• _TASK PROMPT_
Your answer should be a single number: the count of lines containing "color".

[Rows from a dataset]
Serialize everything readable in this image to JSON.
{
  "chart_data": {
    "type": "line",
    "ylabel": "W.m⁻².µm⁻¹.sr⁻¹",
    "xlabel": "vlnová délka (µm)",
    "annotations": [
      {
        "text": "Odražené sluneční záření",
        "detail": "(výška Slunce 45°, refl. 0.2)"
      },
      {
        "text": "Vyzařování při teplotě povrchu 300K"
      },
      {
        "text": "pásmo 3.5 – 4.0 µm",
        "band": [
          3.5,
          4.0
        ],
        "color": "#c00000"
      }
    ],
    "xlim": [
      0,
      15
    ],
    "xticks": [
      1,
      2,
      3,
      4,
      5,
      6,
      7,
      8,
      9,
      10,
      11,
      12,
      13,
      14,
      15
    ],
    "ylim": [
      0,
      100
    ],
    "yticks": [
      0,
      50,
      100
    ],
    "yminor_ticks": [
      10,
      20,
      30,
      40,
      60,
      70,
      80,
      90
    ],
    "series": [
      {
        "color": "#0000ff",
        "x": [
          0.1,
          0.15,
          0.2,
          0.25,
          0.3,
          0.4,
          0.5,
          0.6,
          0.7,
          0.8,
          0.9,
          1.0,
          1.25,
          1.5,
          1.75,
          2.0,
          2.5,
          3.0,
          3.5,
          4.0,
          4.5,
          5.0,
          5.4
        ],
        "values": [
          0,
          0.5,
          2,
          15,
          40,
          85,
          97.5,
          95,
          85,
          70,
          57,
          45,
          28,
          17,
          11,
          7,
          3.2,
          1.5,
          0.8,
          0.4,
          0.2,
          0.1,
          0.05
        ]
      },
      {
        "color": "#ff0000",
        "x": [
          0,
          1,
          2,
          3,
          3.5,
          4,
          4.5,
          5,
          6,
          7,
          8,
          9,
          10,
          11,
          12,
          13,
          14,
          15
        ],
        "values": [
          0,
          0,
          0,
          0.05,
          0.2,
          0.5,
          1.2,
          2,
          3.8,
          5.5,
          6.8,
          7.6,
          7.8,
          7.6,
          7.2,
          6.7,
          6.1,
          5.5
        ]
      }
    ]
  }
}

• _ANSWER TO THE PROBLEM_
3